» Given request 1
Using the passage on the credibility of the ERM, answer these questions:
(a) What measure of credibility does the paper use?
(b) Whose suggestion do the authors follow in focusing on the credibility of the system?
(c) Which section of the paper presents the empirical results?

» Passage given
It is remarkable that previous studies on the credibility of the system do not mention divergent fiscal policies as a possible factor undermining the credibility of the ERM. According to some theoretical models, budget deficits may cause speculative attacks (e.g. Krugman, 1979). Some studies on exchange rate policies of individual countries report that government budget deficits help explain interest differentials (e.g. Caramazza, 1993; Knot and De Haan, 1995). In this paper it is argued that, apart from unemployment and inflation, budget deficits in member countries also affected the credibility of the ERM. In line with most previous research, credibility is measured by short- and long-term interest differentials vis-a-vis German rates. We have followed the suggestion of De Grauwe (1994) to focus on the credibility of the system. De Grauwe argues that movements of credibility of individual exchange rates are strongly correlated in practice and that econometric analysis of the credibility of individual exchange rates therefore fails to take into account the systematic nature of movements in credibility. Unlike De Grauwe, however, we employ quarterly data and, following Rose and Svensson (1994), employ a panel data approach. Whereas Rose and Svensson only use indicators for short-term credibility, we also employ long-term interest differentials. In comparison with De Grauwe we use a much wider set of variables that might affect the credibility of the ERM. To analyse short-term credibility, we employ both the unadjusted interest differential and the differential adjusted for movements of the exchange rate within the band.

The paper is organised as follows. Section 2 briefly reviews the relevant literature. After a brief discussion of the model and our data in the third section, we present empirical results in Section 4. Finally, Section 5 offers some concluding comments.

» Input data
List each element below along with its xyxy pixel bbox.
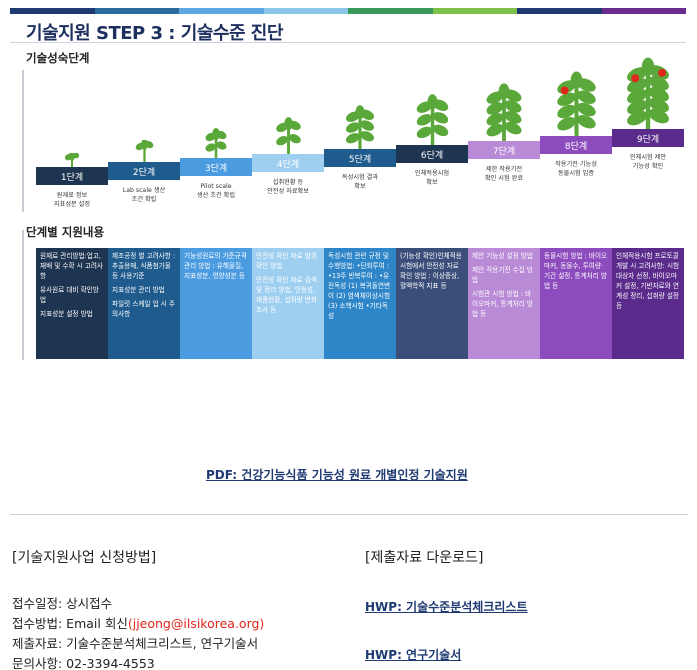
- step-label: 1단계: [36, 167, 108, 185]
- step-label: 2단계: [108, 162, 180, 180]
- support-item: 지표성분 설정 방법: [40, 310, 93, 318]
- plant-illustration-icon: [108, 140, 180, 162]
- support-column: 기능성원료의 기준규격 관리 방법 : 유해물질, 지표성분, 영양성분 등: [180, 248, 252, 359]
- support-item: 지표성분 관리 방법: [112, 286, 165, 294]
- support-item: 제안 작용기전 수집 방법: [472, 266, 533, 284]
- step-description: Lab scale 생산 조건 확립: [122, 187, 166, 203]
- support-column: 동물시험 방법 : 바이오마커, 동물수, 투여량·기간 설정, 통계처리 방법…: [540, 248, 612, 359]
- plant-illustration-icon: [180, 128, 252, 158]
- color-bar-segment: [263, 8, 348, 14]
- color-bar-segment: [601, 8, 686, 14]
- step-description: 제한 작용기전 확인 시험 완료: [484, 166, 524, 182]
- step-label: 4단계: [252, 154, 324, 172]
- page-title: 기술지원 STEP 3 : 기술수준 진단: [26, 23, 283, 44]
- intake-schedule: 접수일정: 상시접수: [12, 596, 113, 611]
- step-description: Pilot scale 생산 조건 확립: [196, 183, 236, 199]
- step-description: 작용기전·기능성 동물시험 입증: [555, 161, 597, 177]
- title-divider: [10, 42, 686, 43]
- plant-illustration-icon: [36, 153, 108, 167]
- support-item: (기능성 확인)인체적용시험에서 안전성 자료 확인 방법 : 이상증상, 혈액…: [400, 252, 462, 290]
- step-label: 3단계: [180, 158, 252, 176]
- step-label: 9단계: [612, 129, 684, 147]
- required-documents: 제출자료: 기술수준분석체크리스트, 연구기술서: [12, 636, 259, 651]
- plant-illustration-icon: [612, 51, 684, 129]
- color-bar: [10, 8, 686, 14]
- step-label: 5단계: [324, 149, 396, 167]
- support-item: 동물시험 방법 : 바이오마커, 동물수, 투여량·기간 설정, 통계처리 방법…: [544, 252, 608, 290]
- maturity-section-label: 기술성숙단계: [26, 51, 90, 65]
- support-item: 인체적용시험 프로토콜 개발 시 고려사항: 시험대상자 선정, 바이오마커 설…: [616, 252, 680, 310]
- color-bar-segment: [94, 8, 179, 14]
- step-description: 독성시험 결과 확보: [341, 174, 379, 190]
- support-column: (기능성 확인)인체적용시험에서 안전성 자료 확인 방법 : 이상증상, 혈액…: [396, 248, 468, 359]
- color-bar-segment: [432, 8, 517, 14]
- download-heading: [제출자료 다운로드]: [365, 550, 484, 566]
- plant-illustration-icon: [540, 66, 612, 136]
- plant-illustration-icon: [252, 116, 324, 154]
- color-bar-segment: [517, 8, 602, 14]
- step-description: 인체적용시험 확보: [414, 170, 450, 186]
- support-section-rule: [22, 230, 24, 360]
- support-item: 시험관 시험 방법 : 바이오마커, 통계처리 방법 등: [472, 290, 533, 318]
- maturity-section-rule: [22, 70, 24, 212]
- step-label: 6단계: [396, 145, 468, 163]
- support-column: 인체적용시험 프로토콜 개발 시 고려사항: 시험대상자 선정, 바이오마커 설…: [612, 248, 684, 359]
- color-bar-segment: [348, 8, 433, 14]
- step-description: 원재료 정보 지표성분 설정: [53, 192, 91, 208]
- support-item: 안전성 확인 자료 검색 및 정리 방법, 안정성, 재품현황, 섭취량 변화 …: [256, 276, 317, 314]
- support-item: 기능성원료의 기준규격 관리 방법 : 유해물질, 지표성분, 영양성분 등: [184, 252, 247, 280]
- support-item: 유사원료 대비 확인방법: [40, 286, 99, 304]
- support-item: 제조공정 별 고려사항 : 추출용매, 식품첨가물 등 사용기준: [112, 252, 176, 280]
- step-description: 인체시험 제안 기능성 확인: [629, 154, 667, 170]
- support-item: 원재료 관리방법:업고, 재배 및 수확 시 고려사항: [40, 252, 103, 280]
- step-label: 7단계: [468, 141, 540, 159]
- support-item: 독성시험 관련 규정 및 수행방법: •단회투여 : •13주 반복투여 : •…: [328, 252, 391, 320]
- intake-method-label: 접수방법: Email 회신: [12, 616, 128, 631]
- checklist-download-link[interactable]: HWP: 기술수준분석체크리스트: [365, 600, 528, 614]
- contact-email[interactable]: (jjeong@ilsikorea.org): [127, 616, 265, 631]
- plant-illustration-icon: [396, 91, 468, 145]
- color-bar-segment: [10, 8, 95, 14]
- research-doc-download-link[interactable]: HWP: 연구기술서: [365, 648, 462, 662]
- pdf-download-link[interactable]: PDF: 건강기능식품 기능성 원료 개별인정 기술지원: [206, 468, 468, 482]
- support-item: 파일럿 스케일 업 시 주의사항: [112, 300, 175, 318]
- support-section-label: 단계별 지원내용: [26, 225, 105, 239]
- plant-illustration-icon: [324, 103, 396, 149]
- plant-illustration-icon: [468, 79, 540, 141]
- section-divider: [10, 514, 688, 515]
- intake-method: 접수방법: Email 회신(jjeong@ilsikorea.org): [12, 613, 264, 632]
- apply-heading: [기술지원사업 신청방법]: [12, 550, 157, 566]
- support-column: 독성시험 관련 규정 및 수행방법: •단회투여 : •13주 반복투여 : •…: [324, 248, 396, 359]
- support-item: 안전성 확인 자료 범위 확인 방법: [256, 252, 317, 270]
- color-bar-segment: [179, 8, 264, 14]
- contact-phone: 문의사항: 02-3394-4553: [12, 656, 155, 670]
- support-item: 제안 기능성 설정 방법: [472, 252, 533, 260]
- step-description: 섭취현황 등 안전성 자료확보: [267, 179, 309, 195]
- step-label: 8단계: [540, 136, 612, 154]
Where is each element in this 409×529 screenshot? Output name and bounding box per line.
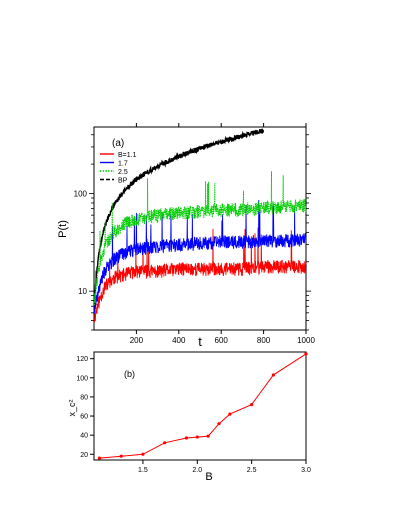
- panel-b-ytick-label: 120: [76, 356, 88, 363]
- legend-label: B=1.1: [118, 152, 137, 159]
- panel-a-legend: B=1.1 1.72.5 BP: [100, 152, 137, 185]
- panel-a-series-2-5: [93, 171, 307, 306]
- panel-b-point: [304, 352, 308, 356]
- panel-b-xtick-label: 1.5: [138, 467, 148, 474]
- panel-b-axes: 1.5 2.0 2.5 3.0 20 40 60 80 100 120: [76, 356, 311, 474]
- panel-b-ytick-label: 60: [80, 414, 88, 421]
- panel-b-ytick-label: 80: [80, 394, 88, 401]
- panel-a-xtick-label: 600: [215, 336, 229, 345]
- panel-b-point: [184, 436, 189, 440]
- panel-a-label: (a): [112, 138, 124, 149]
- panel-b: 1.5 2.0 2.5 3.0 20 40 60 80 100 120 (b) B x_c²: [67, 351, 311, 483]
- panel-b-point: [163, 441, 167, 445]
- panel-a-xtick-label: 1000: [297, 336, 315, 345]
- panel-a-xlabel: t: [198, 334, 202, 349]
- panel-b-point: [119, 454, 123, 458]
- panel-a-series-1-7: [93, 200, 307, 314]
- legend-label: BP: [118, 178, 128, 185]
- panel-a-series-b-1-1: [93, 227, 307, 323]
- panel-a-xtick-label: 800: [257, 336, 271, 345]
- panel-b-point: [271, 373, 275, 377]
- panel-b-ytick-label: 100: [76, 375, 88, 382]
- panel-b-ytick-label: 40: [80, 433, 88, 440]
- panel-b-xtick-label: 2.0: [192, 467, 202, 474]
- panel-b-ytick-label: 20: [80, 452, 88, 459]
- panel-b-series: [97, 352, 308, 460]
- panel-a-xtick-label: 400: [172, 336, 186, 345]
- panel-b-point: [217, 422, 221, 426]
- panel-b-label: (b): [124, 369, 135, 379]
- panel-b-xtick-label: 2.5: [247, 467, 257, 474]
- panel-b-series-line: [99, 353, 307, 459]
- legend-label: 1.7: [118, 161, 128, 168]
- panel-a-ytick-label: 100: [74, 190, 88, 199]
- legend-label: 2.5: [118, 169, 128, 176]
- panel-a-xtick-label: 200: [130, 336, 144, 345]
- panel-b-xtick-label: 3.0: [301, 467, 311, 474]
- panel-a-axes: 200 400 600 800 1000 10 100: [74, 123, 315, 345]
- panel-b-point: [97, 456, 102, 460]
- panel-b-point: [228, 412, 232, 416]
- panel-b-point: [141, 452, 145, 456]
- panel-a-series-bp: [93, 128, 264, 305]
- panel-a-ytick-label: 10: [78, 287, 87, 296]
- panel-b-frame: [93, 351, 307, 461]
- panel-a-ylabel: P(t): [57, 220, 69, 238]
- panel-b-xlabel: B: [205, 471, 212, 483]
- panel-a-frame: [93, 126, 307, 331]
- panel-b-ylabel: x_c²: [67, 399, 77, 416]
- panel-b-point: [206, 434, 210, 438]
- panel-b-point: [250, 402, 254, 407]
- panel-b-point: [195, 435, 199, 439]
- panel-a-traces: [93, 128, 307, 323]
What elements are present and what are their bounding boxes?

» Given request 2
Give these lines from the rows as a JSON list of strings, one string per line and with blank lines left out: begin at the line that has "- panel-b-ytick-label: 120: [76, 356, 88, 363]" and stop after the line that has "- panel-a-xtick-label: 800: [257, 336, 271, 345]".

» Task response 1
(a) Short- and long-term interest differentials vis-a-vis German rates.
(b) De Grauwe (1994).
(c) Section 4.

» Task response 2
[
  "- panel-b-ytick-label: 120: [76, 356, 88, 363]",
  "- legend-label: B=1.1: [118, 152, 137, 159]",
  "- panel-a-legend: B=1.1 1.72.5 BP: [100, 152, 137, 185]",
  "- panel-a-series-2-5: [93, 171, 307, 306]",
  "- panel-b-point: [304, 352, 308, 356]",
  "- panel-b-xtick-label: 1.5: [138, 467, 148, 474]",
  "- panel-b-axes: 1.5 2.0 2.5 3.0 20 40 60 80 100 120: [76, 356, 311, 474]",
  "- panel-b-ytick-label: 60: [80, 414, 88, 421]",
  "- panel-b-ytick-label: 80: [80, 394, 88, 401]",
  "- panel-a-xtick-label: 600: [215, 336, 229, 345]",
  "- panel-b-point: [184, 436, 189, 440]",
  "- panel-a-label: (a): [112, 138, 124, 149]",
  "- panel-b: 1.5 2.0 2.5 3.0 20 40 60 80 100 120 (b) B x_c²: [67, 351, 311, 483]",
  "- panel-b-point: [163, 441, 167, 445]",
  "- panel-a-xtick-label: 1000: [297, 336, 315, 345]",
  "- panel-a-xlabel: t: [198, 334, 202, 349]",
  "- panel-b-point: [119, 454, 123, 458]",
  "- panel-a-series-1-7: [93, 200, 307, 314]",
  "- legend-label: BP: [118, 178, 128, 185]",
  "- panel-a-series-b-1-1: [93, 227, 307, 323]",
  "- panel-a-xtick-label: 800: [257, 336, 271, 345]"
]